Trecho da página:
━━━━━━━━━━

O fundo que financia campanhas eleitorais com dinheiro público pode mais que dobrar de tamanho em 2020. Em 2018, ano em que foi implantado pela primeira vez, ele custou, para todo o país, R$ 1,7 bilhão aos cofres públicos. Deste montante, R$ 35,6 milhões foram enviados pelos diretórios nacionais dos partidos para as agremiações e candidatos do Espírito Santo.
O parecer do relator da Lei de Diretrizes Orçamentárias (LDO) da União, deputado Cacá Leão (PP-BA), defende que, no ano que vem, o valor do fundo seja de R$ 3,7 bilhões para financiar as próximas eleições, o que significa um aumento de mais de 117%.
Se cada partido aumentasse os repasses para o Espírito Santo nesta mesma proporção, as legendas do Estado receberiam, juntas, R$ 76,8 milhões para custear suas campanhas no ano que vem.
O número é uma projeção, que leva em conta dois critérios de divisão, que mudam a cada eleição. O primeiro deles é a divisão do bolo do fundo eleitoral nacionalmente entre os partidos, que considera o número de deputados e senadores que a legenda tiver no fim de 2019.
O segundo critério é definido pela Executiva nacional de cada partido, que decide como quiser como irá distribuir o dinheiro entre os Estados e candidatos, devendo apenas comunicar ao TSE aquilo que estabelecer.
Em 2018, no Espírito Santo, o PSB foi o partido que recebeu a maior quantia do fundo eleitoral, muito possivelmente pelo interesse estratégico na campanha de Renato Casagrande (PSB) a governador. Foram R$ 6,6 milhões, quase o dobro do segundo colocado, o MDB, que obteve R$ 3,8 milhões. Em seguida, vieram PR, PT e PRB.
É importante lembrar que as campanhas de 2018 e 2020 têm perfis diferentes. Enquanto no ano passado a disputa era para governador, senador e deputados federais e estaduais, em 2020, ela ocorrerá em todos os 78 municípios, para prefeitos e vereadores.

━━━━━━━━━━

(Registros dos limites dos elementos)
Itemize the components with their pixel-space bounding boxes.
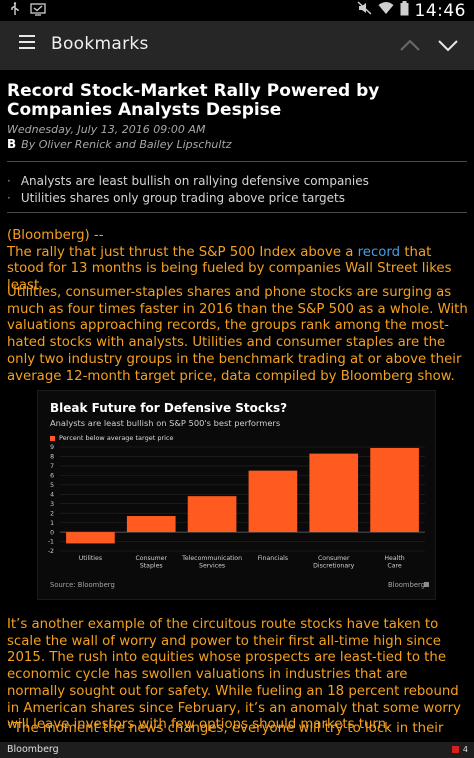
y-tick-label: 2 xyxy=(50,510,54,517)
x-tick-label: Care xyxy=(387,563,402,570)
paragraph: Utilities, consumer-staples shares and p… xyxy=(7,285,468,384)
y-tick-label: 3 xyxy=(50,501,54,508)
bullet-dot: · xyxy=(7,191,11,205)
paragraph: It’s another example of the circuitous r… xyxy=(7,617,461,733)
x-tick-label: Telecommunication xyxy=(181,555,242,562)
bar-chart: Bleak Future for Defensive Stocks? Analy… xyxy=(37,390,436,600)
x-tick-label: Consumer xyxy=(135,555,167,562)
status-bar: 14:46 xyxy=(0,0,474,21)
chart-brand: Bloomberg xyxy=(388,581,425,589)
bloomberg-glyph-icon xyxy=(424,582,429,587)
paragraph: (Bloomberg) -- The rally that just thrus… xyxy=(7,228,452,294)
bullet-dot: · xyxy=(7,174,11,188)
x-tick-label: Discretionary xyxy=(313,563,355,570)
chart-legend: Percent below average target price xyxy=(50,434,174,442)
legend-swatch xyxy=(50,435,55,441)
wifi-icon xyxy=(378,1,394,20)
bar xyxy=(126,516,176,533)
article-date: Wednesday, July 13, 2016 09:00 AM xyxy=(7,123,206,136)
y-tick-label: 1 xyxy=(50,520,54,527)
paragraph: “The moment the news changes, everyone w… xyxy=(7,721,444,736)
y-tick-label: -1 xyxy=(48,539,54,546)
summary-bullets: · Analysts are least bullish on rallying … xyxy=(7,173,467,207)
y-tick-label: 8 xyxy=(50,454,54,461)
article-body: Record Stock-Market Rally Powered by Com… xyxy=(0,70,474,742)
bar xyxy=(370,447,419,533)
y-tick-label: 0 xyxy=(50,529,54,536)
app-toolbar: Bookmarks xyxy=(0,21,474,70)
list-item: · Analysts are least bullish on rallying … xyxy=(7,174,369,188)
article-headline: Record Stock-Market Rally Powered by Com… xyxy=(7,81,380,120)
byline: B By Oliver Renick and Bailey Lipschultz xyxy=(7,137,232,151)
divider xyxy=(7,161,467,162)
bottom-bar: Bloomberg 4 xyxy=(0,742,474,758)
x-tick-label: Utilities xyxy=(79,555,102,562)
y-tick-label: 6 xyxy=(50,473,54,480)
x-tick-label: Health xyxy=(384,555,404,562)
chart-subtitle: Analysts are least bullish on S&P 500's … xyxy=(50,418,281,428)
page-title: Bookmarks xyxy=(51,34,149,54)
menu-icon[interactable] xyxy=(19,35,38,55)
x-tick-label: Consumer xyxy=(318,555,350,562)
y-tick-label: 9 xyxy=(50,444,54,451)
chevron-up-icon[interactable] xyxy=(398,34,422,56)
bar xyxy=(66,532,115,544)
x-tick-label: Financials xyxy=(258,555,288,562)
bar xyxy=(187,496,237,533)
y-tick-label: -2 xyxy=(48,548,54,555)
bar xyxy=(248,470,298,533)
battery-icon xyxy=(400,0,409,21)
y-tick-label: 7 xyxy=(50,463,54,470)
y-tick-label: 5 xyxy=(50,482,54,489)
chevron-down-icon[interactable] xyxy=(436,34,460,56)
screen-icon xyxy=(30,2,46,21)
chart-source: Source: Bloomberg xyxy=(50,581,115,589)
clock: 14:46 xyxy=(414,0,466,21)
list-item: · Utilities shares only group trading abo… xyxy=(7,191,346,205)
x-tick-label: Services xyxy=(199,563,225,570)
notification-icon xyxy=(451,746,459,753)
byline-authors: By Oliver Renick and Bailey Lipschultz xyxy=(21,137,232,151)
notification-badge[interactable]: 4 xyxy=(451,745,468,754)
y-tick-label: 4 xyxy=(50,491,54,498)
usb-icon xyxy=(10,2,20,21)
divider xyxy=(7,212,467,213)
legend-label: Percent below average target price xyxy=(59,434,174,442)
x-tick-label: Staples xyxy=(140,563,163,570)
bar xyxy=(309,453,359,533)
footer-brand: Bloomberg xyxy=(7,744,59,755)
mute-icon xyxy=(357,1,372,20)
notification-count: 4 xyxy=(462,745,468,754)
chart-title: Bleak Future for Defensive Stocks? xyxy=(50,401,288,415)
bloomberg-logo: B xyxy=(7,137,17,151)
record-link[interactable]: record xyxy=(357,244,401,260)
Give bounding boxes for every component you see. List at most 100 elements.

━━━━━━━━━━

Tarefa pedida 1:
Extraia do trecho sobre o fundo eleitoral o texto entre "O número é uma" e "fim de 2019.", incluindo os dois.
Tarefa pedida 2:
Segundo o trecho sobre o fundo eleitoral, quanto o PSB recebeu do fundo no Espírito Santo em 2018?

Solução 1:
O número é uma projeção, que leva em conta dois critérios de divisão, que mudam a cada eleição. O primeiro deles é a divisão do bolo do fundo eleitoral nacionalmente entre os partidos, que considera o número de deputados e senadores que a legenda tiver no fim de 2019.

Solução 2:
R$ 6,6 milhões.